*What is needed*
Reproduce all the lines below exactly and omit the images.

Source data:
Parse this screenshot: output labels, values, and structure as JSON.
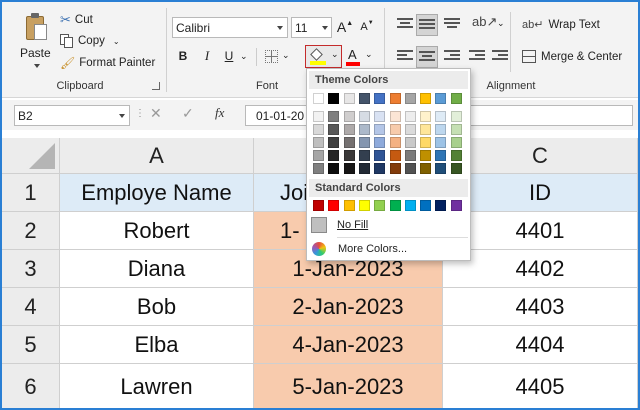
{
  "clipboard": {
    "paste_label": "Paste",
    "cut_label": "Cut",
    "copy_label": "Copy",
    "format_painter_label": "Format Painter",
    "group_label": "Clipboard"
  },
  "font": {
    "name": "Calibri",
    "size": "11",
    "group_label": "Font",
    "grow_label": "A",
    "shrink_label": "A",
    "bold_label": "B",
    "italic_label": "I",
    "underline_label": "U",
    "font_color_label": "A"
  },
  "alignment": {
    "wrap_text_label": "Wrap Text",
    "merge_label": "Merge & Center",
    "group_label": "Alignment"
  },
  "formula_bar": {
    "name_box": "B2",
    "fx_label": "fx",
    "content": "01-01-20"
  },
  "fill_dropdown": {
    "theme_colors_label": "Theme Colors",
    "standard_colors_label": "Standard Colors",
    "no_fill_label": "No Fill",
    "more_colors_label": "More Colors...",
    "theme_top": [
      "#ffffff",
      "#000000",
      "#e7e6e6",
      "#44546a",
      "#4472c4",
      "#ed7d31",
      "#a5a5a5",
      "#ffc000",
      "#5b9bd5",
      "#70ad47"
    ],
    "theme_shades": [
      [
        "#f2f2f2",
        "#d9d9d9",
        "#bfbfbf",
        "#a6a6a6",
        "#808080"
      ],
      [
        "#808080",
        "#595959",
        "#404040",
        "#262626",
        "#0d0d0d"
      ],
      [
        "#d0cece",
        "#aeaaaa",
        "#757171",
        "#3a3838",
        "#171616"
      ],
      [
        "#d6dce4",
        "#acb9ca",
        "#8496b0",
        "#333f4f",
        "#222a35"
      ],
      [
        "#d9e2f3",
        "#b4c6e7",
        "#8eaadb",
        "#2f5496",
        "#1f3864"
      ],
      [
        "#fbe5d5",
        "#f7cbac",
        "#f4b183",
        "#c55a11",
        "#833c0b"
      ],
      [
        "#ededed",
        "#dbdbdb",
        "#c9c9c9",
        "#7b7b7b",
        "#525252"
      ],
      [
        "#fff2cc",
        "#ffe699",
        "#ffd966",
        "#bf9000",
        "#7f6000"
      ],
      [
        "#deebf6",
        "#bdd7ee",
        "#9dc3e6",
        "#2e75b5",
        "#1f4e79"
      ],
      [
        "#e2efd9",
        "#c5e0b3",
        "#a8d08d",
        "#538135",
        "#375623"
      ]
    ],
    "standard": [
      "#c00000",
      "#ff0000",
      "#ffc000",
      "#ffff00",
      "#92d050",
      "#00b050",
      "#00b0f0",
      "#0070c0",
      "#002060",
      "#7030a0"
    ]
  },
  "sheet": {
    "columns": [
      "A",
      "B",
      "C"
    ],
    "rows": [
      "1",
      "2",
      "3",
      "4",
      "5",
      "6"
    ],
    "header_row": {
      "a": "Employe Name",
      "b": "Joi",
      "c": "ID"
    },
    "data": [
      {
        "a": "Robert",
        "b": "1-",
        "c": "4401"
      },
      {
        "a": "Diana",
        "b": "1-Jan-2023",
        "c": "4402"
      },
      {
        "a": "Bob",
        "b": "2-Jan-2023",
        "c": "4403"
      },
      {
        "a": "Elba",
        "b": "4-Jan-2023",
        "c": "4404"
      },
      {
        "a": "Lawren",
        "b": "5-Jan-2023",
        "c": "4405"
      }
    ],
    "colors": {
      "header_fill": "#ddebf7",
      "date_fill": "#f8cbad",
      "grid": "#cfcfcf"
    }
  }
}
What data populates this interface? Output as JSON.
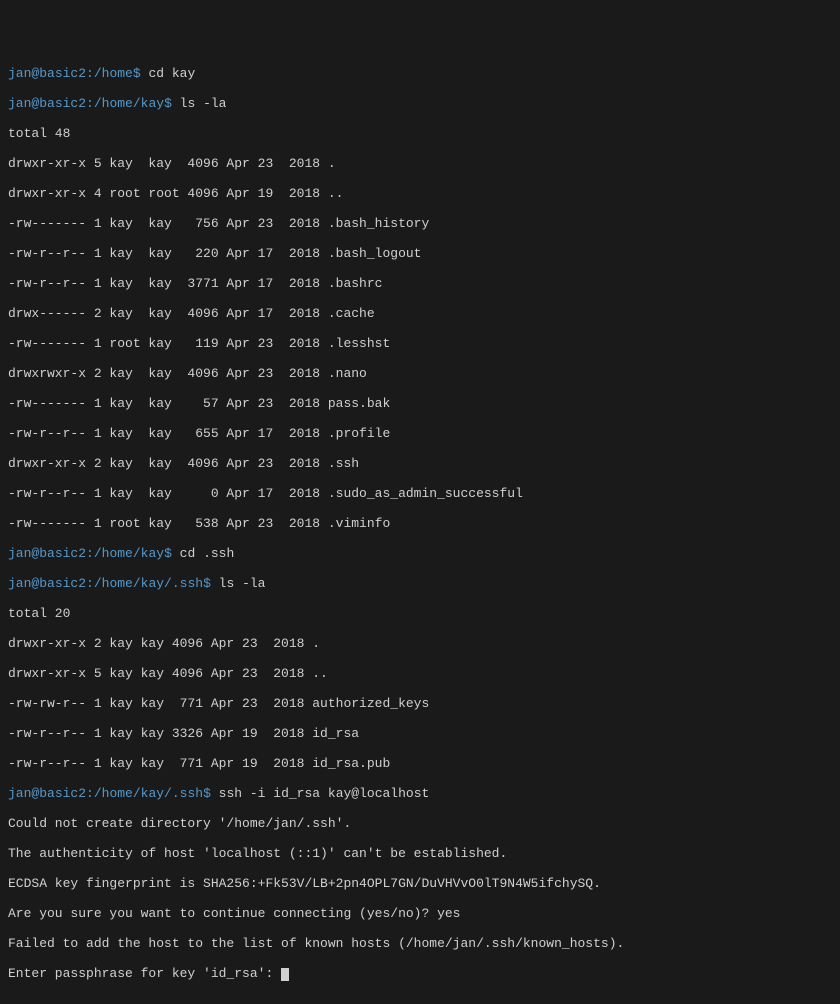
{
  "prompts": {
    "p1": {
      "user": "jan",
      "host": "basic2",
      "path": "/home",
      "cmd": "cd kay"
    },
    "p2": {
      "user": "jan",
      "host": "basic2",
      "path": "/home/kay",
      "cmd": "ls -la"
    },
    "p3": {
      "user": "jan",
      "host": "basic2",
      "path": "/home/kay",
      "cmd": "cd .ssh"
    },
    "p4": {
      "user": "jan",
      "host": "basic2",
      "path": "/home/kay/.ssh",
      "cmd": "ls -la"
    },
    "p5": {
      "user": "jan",
      "host": "basic2",
      "path": "/home/kay/.ssh",
      "cmd": "ssh -i id_rsa kay@localhost"
    }
  },
  "ls1": {
    "total": "total 48",
    "r0": "drwxr-xr-x 5 kay  kay  4096 Apr 23  2018 .",
    "r1": "drwxr-xr-x 4 root root 4096 Apr 19  2018 ..",
    "r2": "-rw------- 1 kay  kay   756 Apr 23  2018 .bash_history",
    "r3": "-rw-r--r-- 1 kay  kay   220 Apr 17  2018 .bash_logout",
    "r4": "-rw-r--r-- 1 kay  kay  3771 Apr 17  2018 .bashrc",
    "r5": "drwx------ 2 kay  kay  4096 Apr 17  2018 .cache",
    "r6": "-rw------- 1 root kay   119 Apr 23  2018 .lesshst",
    "r7": "drwxrwxr-x 2 kay  kay  4096 Apr 23  2018 .nano",
    "r8": "-rw------- 1 kay  kay    57 Apr 23  2018 pass.bak",
    "r9": "-rw-r--r-- 1 kay  kay   655 Apr 17  2018 .profile",
    "r10": "drwxr-xr-x 2 kay  kay  4096 Apr 23  2018 .ssh",
    "r11": "-rw-r--r-- 1 kay  kay     0 Apr 17  2018 .sudo_as_admin_successful",
    "r12": "-rw------- 1 root kay   538 Apr 23  2018 .viminfo"
  },
  "ls2": {
    "total": "total 20",
    "r0": "drwxr-xr-x 2 kay kay 4096 Apr 23  2018 .",
    "r1": "drwxr-xr-x 5 kay kay 4096 Apr 23  2018 ..",
    "r2": "-rw-rw-r-- 1 kay kay  771 Apr 23  2018 authorized_keys",
    "r3": "-rw-r--r-- 1 kay kay 3326 Apr 19  2018 id_rsa",
    "r4": "-rw-r--r-- 1 kay kay  771 Apr 19  2018 id_rsa.pub"
  },
  "ssh": {
    "l0": "Could not create directory '/home/jan/.ssh'.",
    "l1": "The authenticity of host 'localhost (::1)' can't be established.",
    "l2": "ECDSA key fingerprint is SHA256:+Fk53V/LB+2pn4OPL7GN/DuVHVvO0lT9N4W5ifchySQ.",
    "l3": "Are you sure you want to continue connecting (yes/no)? yes",
    "l4": "Failed to add the host to the list of known hosts (/home/jan/.ssh/known_hosts).",
    "l5": "Enter passphrase for key 'id_rsa': "
  }
}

*Answer to this problem*
Parse this screenshot: output labels, values, and structure as JSON.
{
  "clipboard": {
    "paste_label": "Paste",
    "cut_label": "Cut",
    "copy_label": "Copy",
    "format_painter_label": "Format Painter",
    "group_label": "Clipboard"
  },
  "font": {
    "name": "Calibri",
    "size": "11",
    "group_label": "Font",
    "grow_label": "A",
    "shrink_label": "A",
    "bold_label": "B",
    "italic_label": "I",
    "underline_label": "U",
    "font_color_label": "A"
  },
  "alignment": {
    "wrap_text_label": "Wrap Text",
    "merge_label": "Merge & Center",
    "group_label": "Alignment"
  },
  "formula_bar": {
    "name_box": "B2",
    "fx_label": "fx",
    "content": "01-01-20"
  },
  "fill_dropdown": {
    "theme_colors_label": "Theme Colors",
    "standard_colors_label": "Standard Colors",
    "no_fill_label": "No Fill",
    "more_colors_label": "More Colors...",
    "theme_top": [
      "#ffffff",
      "#000000",
      "#e7e6e6",
      "#44546a",
      "#4472c4",
      "#ed7d31",
      "#a5a5a5",
      "#ffc000",
      "#5b9bd5",
      "#70ad47"
    ],
    "theme_shades": [
      [
        "#f2f2f2",
        "#d9d9d9",
        "#bfbfbf",
        "#a6a6a6",
        "#808080"
      ],
      [
        "#808080",
        "#595959",
        "#404040",
        "#262626",
        "#0d0d0d"
      ],
      [
        "#d0cece",
        "#aeaaaa",
        "#757171",
        "#3a3838",
        "#171616"
      ],
      [
        "#d6dce4",
        "#acb9ca",
        "#8496b0",
        "#333f4f",
        "#222a35"
      ],
      [
        "#d9e2f3",
        "#b4c6e7",
        "#8eaadb",
        "#2f5496",
        "#1f3864"
      ],
      [
        "#fbe5d5",
        "#f7cbac",
        "#f4b183",
        "#c55a11",
        "#833c0b"
      ],
      [
        "#ededed",
        "#dbdbdb",
        "#c9c9c9",
        "#7b7b7b",
        "#525252"
      ],
      [
        "#fff2cc",
        "#ffe699",
        "#ffd966",
        "#bf9000",
        "#7f6000"
      ],
      [
        "#deebf6",
        "#bdd7ee",
        "#9dc3e6",
        "#2e75b5",
        "#1f4e79"
      ],
      [
        "#e2efd9",
        "#c5e0b3",
        "#a8d08d",
        "#538135",
        "#375623"
      ]
    ],
    "standard": [
      "#c00000",
      "#ff0000",
      "#ffc000",
      "#ffff00",
      "#92d050",
      "#00b050",
      "#00b0f0",
      "#0070c0",
      "#002060",
      "#7030a0"
    ]
  },
  "sheet": {
    "columns": [
      "A",
      "B",
      "C"
    ],
    "rows": [
      "1",
      "2",
      "3",
      "4",
      "5",
      "6"
    ],
    "header_row": {
      "a": "Employe Name",
      "b": "Joi",
      "c": "ID"
    },
    "data": [
      {
        "a": "Robert",
        "b": "1-",
        "c": "4401"
      },
      {
        "a": "Diana",
        "b": "1-Jan-2023",
        "c": "4402"
      },
      {
        "a": "Bob",
        "b": "2-Jan-2023",
        "c": "4403"
      },
      {
        "a": "Elba",
        "b": "4-Jan-2023",
        "c": "4404"
      },
      {
        "a": "Lawren",
        "b": "5-Jan-2023",
        "c": "4405"
      }
    ],
    "colors": {
      "header_fill": "#ddebf7",
      "date_fill": "#f8cbad",
      "grid": "#cfcfcf"
    }
  }
}
What data populates this interface? Output as JSON.
{
  "prompts": {
    "p1": {
      "user": "jan",
      "host": "basic2",
      "path": "/home",
      "cmd": "cd kay"
    },
    "p2": {
      "user": "jan",
      "host": "basic2",
      "path": "/home/kay",
      "cmd": "ls -la"
    },
    "p3": {
      "user": "jan",
      "host": "basic2",
      "path": "/home/kay",
      "cmd": "cd .ssh"
    },
    "p4": {
      "user": "jan",
      "host": "basic2",
      "path": "/home/kay/.ssh",
      "cmd": "ls -la"
    },
    "p5": {
      "user": "jan",
      "host": "basic2",
      "path": "/home/kay/.ssh",
      "cmd": "ssh -i id_rsa kay@localhost"
    }
  },
  "ls1": {
    "total": "total 48",
    "r0": "drwxr-xr-x 5 kay  kay  4096 Apr 23  2018 .",
    "r1": "drwxr-xr-x 4 root root 4096 Apr 19  2018 ..",
    "r2": "-rw------- 1 kay  kay   756 Apr 23  2018 .bash_history",
    "r3": "-rw-r--r-- 1 kay  kay   220 Apr 17  2018 .bash_logout",
    "r4": "-rw-r--r-- 1 kay  kay  3771 Apr 17  2018 .bashrc",
    "r5": "drwx------ 2 kay  kay  4096 Apr 17  2018 .cache",
    "r6": "-rw------- 1 root kay   119 Apr 23  2018 .lesshst",
    "r7": "drwxrwxr-x 2 kay  kay  4096 Apr 23  2018 .nano",
    "r8": "-rw------- 1 kay  kay    57 Apr 23  2018 pass.bak",
    "r9": "-rw-r--r-- 1 kay  kay   655 Apr 17  2018 .profile",
    "r10": "drwxr-xr-x 2 kay  kay  4096 Apr 23  2018 .ssh",
    "r11": "-rw-r--r-- 1 kay  kay     0 Apr 17  2018 .sudo_as_admin_successful",
    "r12": "-rw------- 1 root kay   538 Apr 23  2018 .viminfo"
  },
  "ls2": {
    "total": "total 20",
    "r0": "drwxr-xr-x 2 kay kay 4096 Apr 23  2018 .",
    "r1": "drwxr-xr-x 5 kay kay 4096 Apr 23  2018 ..",
    "r2": "-rw-rw-r-- 1 kay kay  771 Apr 23  2018 authorized_keys",
    "r3": "-rw-r--r-- 1 kay kay 3326 Apr 19  2018 id_rsa",
    "r4": "-rw-r--r-- 1 kay kay  771 Apr 19  2018 id_rsa.pub"
  },
  "ssh": {
    "l0": "Could not create directory '/home/jan/.ssh'.",
    "l1": "The authenticity of host 'localhost (::1)' can't be established.",
    "l2": "ECDSA key fingerprint is SHA256:+Fk53V/LB+2pn4OPL7GN/DuVHVvO0lT9N4W5ifchySQ.",
    "l3": "Are you sure you want to continue connecting (yes/no)? yes",
    "l4": "Failed to add the host to the list of known hosts (/home/jan/.ssh/known_hosts).",
    "l5": "Enter passphrase for key 'id_rsa': "
  }
}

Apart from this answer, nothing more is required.